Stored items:
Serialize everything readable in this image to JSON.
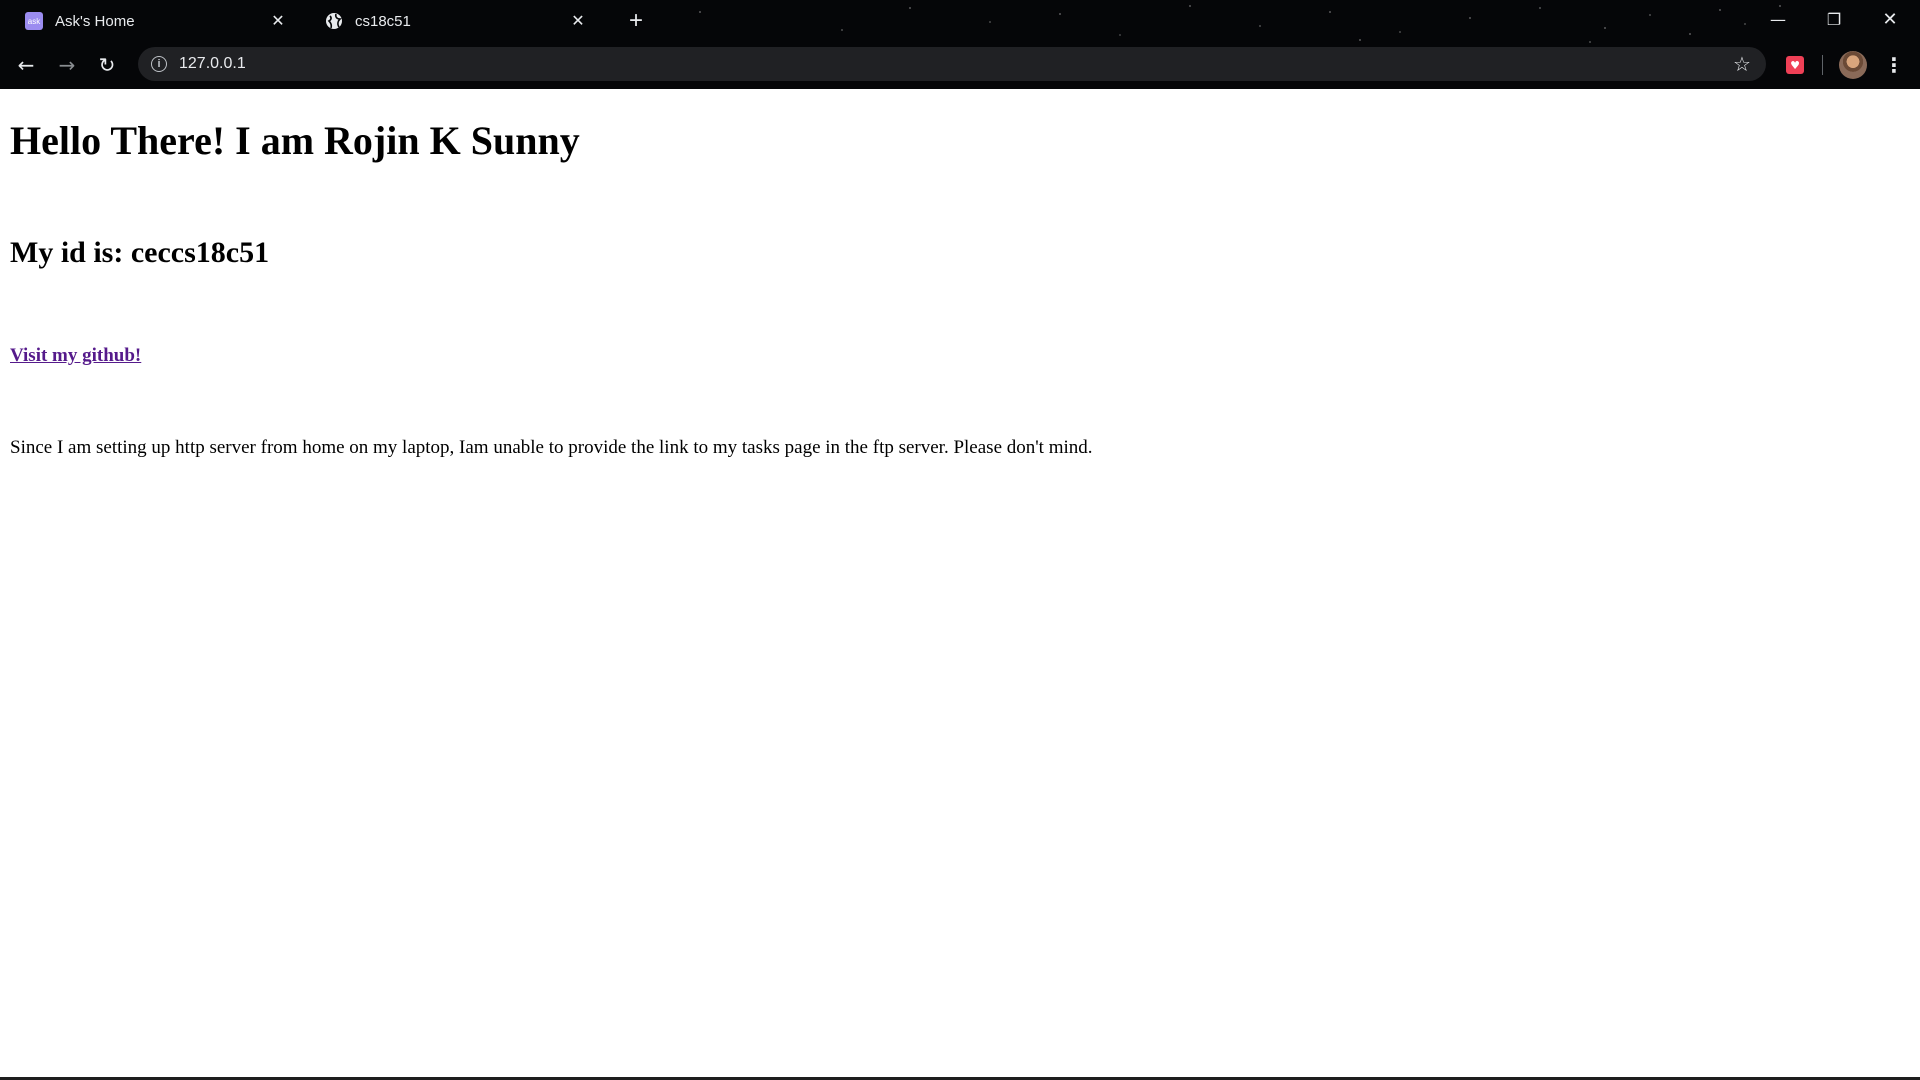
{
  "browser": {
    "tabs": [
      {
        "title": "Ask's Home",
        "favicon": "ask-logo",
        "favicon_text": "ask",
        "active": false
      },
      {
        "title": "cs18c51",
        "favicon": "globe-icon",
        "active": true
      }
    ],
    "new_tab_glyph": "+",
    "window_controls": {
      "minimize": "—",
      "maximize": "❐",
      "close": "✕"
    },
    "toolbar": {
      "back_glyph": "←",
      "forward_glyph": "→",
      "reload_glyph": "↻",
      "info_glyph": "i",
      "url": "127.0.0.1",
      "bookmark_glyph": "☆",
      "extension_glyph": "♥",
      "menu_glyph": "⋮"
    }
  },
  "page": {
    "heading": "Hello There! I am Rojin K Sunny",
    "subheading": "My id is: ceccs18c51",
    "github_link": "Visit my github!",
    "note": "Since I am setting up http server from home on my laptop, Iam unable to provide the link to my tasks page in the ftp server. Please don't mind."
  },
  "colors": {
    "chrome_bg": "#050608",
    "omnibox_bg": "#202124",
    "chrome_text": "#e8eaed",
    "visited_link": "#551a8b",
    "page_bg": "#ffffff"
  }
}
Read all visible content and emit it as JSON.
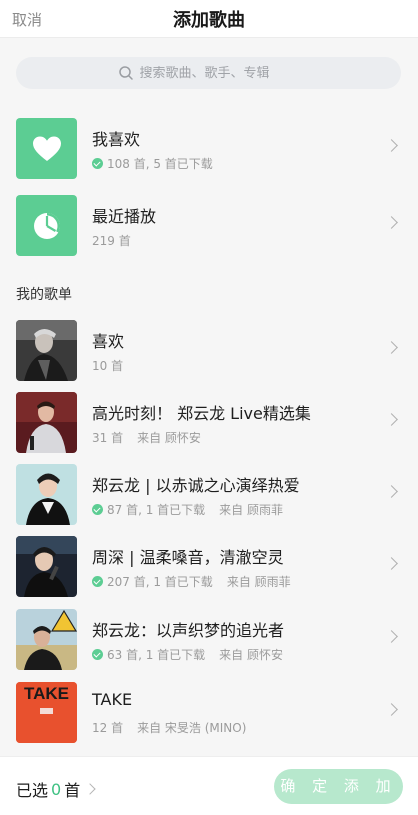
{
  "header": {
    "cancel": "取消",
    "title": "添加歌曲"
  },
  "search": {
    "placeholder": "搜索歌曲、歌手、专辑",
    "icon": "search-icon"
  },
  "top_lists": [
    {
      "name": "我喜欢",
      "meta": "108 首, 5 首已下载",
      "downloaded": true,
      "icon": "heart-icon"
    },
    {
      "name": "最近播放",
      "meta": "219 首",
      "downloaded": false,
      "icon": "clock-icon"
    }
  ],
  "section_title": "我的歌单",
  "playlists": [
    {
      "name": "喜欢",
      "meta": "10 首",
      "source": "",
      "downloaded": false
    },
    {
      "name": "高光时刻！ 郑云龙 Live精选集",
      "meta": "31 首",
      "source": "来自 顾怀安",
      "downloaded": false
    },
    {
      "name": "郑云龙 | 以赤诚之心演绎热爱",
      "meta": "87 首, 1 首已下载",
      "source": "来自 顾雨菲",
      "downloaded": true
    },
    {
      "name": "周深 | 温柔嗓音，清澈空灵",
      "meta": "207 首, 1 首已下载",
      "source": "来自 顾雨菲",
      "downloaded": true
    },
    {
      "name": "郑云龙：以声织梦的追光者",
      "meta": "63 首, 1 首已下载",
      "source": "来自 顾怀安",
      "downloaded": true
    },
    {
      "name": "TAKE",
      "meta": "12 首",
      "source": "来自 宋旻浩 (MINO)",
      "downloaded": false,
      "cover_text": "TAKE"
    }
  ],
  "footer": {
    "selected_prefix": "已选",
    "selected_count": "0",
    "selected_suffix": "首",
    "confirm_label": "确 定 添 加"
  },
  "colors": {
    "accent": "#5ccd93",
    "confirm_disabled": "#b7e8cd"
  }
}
==
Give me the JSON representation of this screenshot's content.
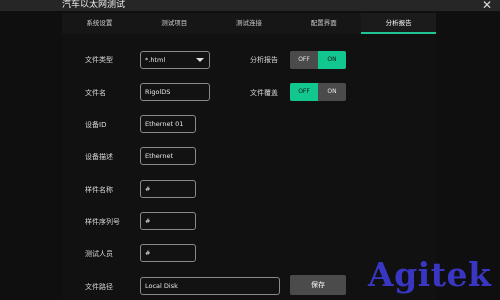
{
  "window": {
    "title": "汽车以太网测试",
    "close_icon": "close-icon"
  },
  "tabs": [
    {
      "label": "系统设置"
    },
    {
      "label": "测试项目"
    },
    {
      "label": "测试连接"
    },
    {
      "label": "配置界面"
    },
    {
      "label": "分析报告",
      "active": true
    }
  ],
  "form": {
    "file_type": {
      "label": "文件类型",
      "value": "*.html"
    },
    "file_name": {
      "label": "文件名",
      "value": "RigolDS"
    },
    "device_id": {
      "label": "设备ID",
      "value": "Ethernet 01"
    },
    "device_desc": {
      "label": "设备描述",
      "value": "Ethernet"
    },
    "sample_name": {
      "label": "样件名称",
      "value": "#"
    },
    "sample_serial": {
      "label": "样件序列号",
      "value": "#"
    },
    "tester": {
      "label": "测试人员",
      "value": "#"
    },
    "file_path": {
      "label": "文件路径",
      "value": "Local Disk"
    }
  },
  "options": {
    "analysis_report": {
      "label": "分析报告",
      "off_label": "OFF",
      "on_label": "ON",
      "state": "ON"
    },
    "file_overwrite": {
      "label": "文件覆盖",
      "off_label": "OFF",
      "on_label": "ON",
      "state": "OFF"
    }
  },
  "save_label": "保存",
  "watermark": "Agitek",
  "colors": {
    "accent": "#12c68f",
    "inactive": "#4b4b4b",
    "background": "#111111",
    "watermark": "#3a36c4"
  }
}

WRITTEN EXERCISE
Within the data above, pick out all lines holding the word "content".

FINISHED EXERCISE
Read all visible content and emit it as JSON.
Give me the JSON representation of this screenshot's content.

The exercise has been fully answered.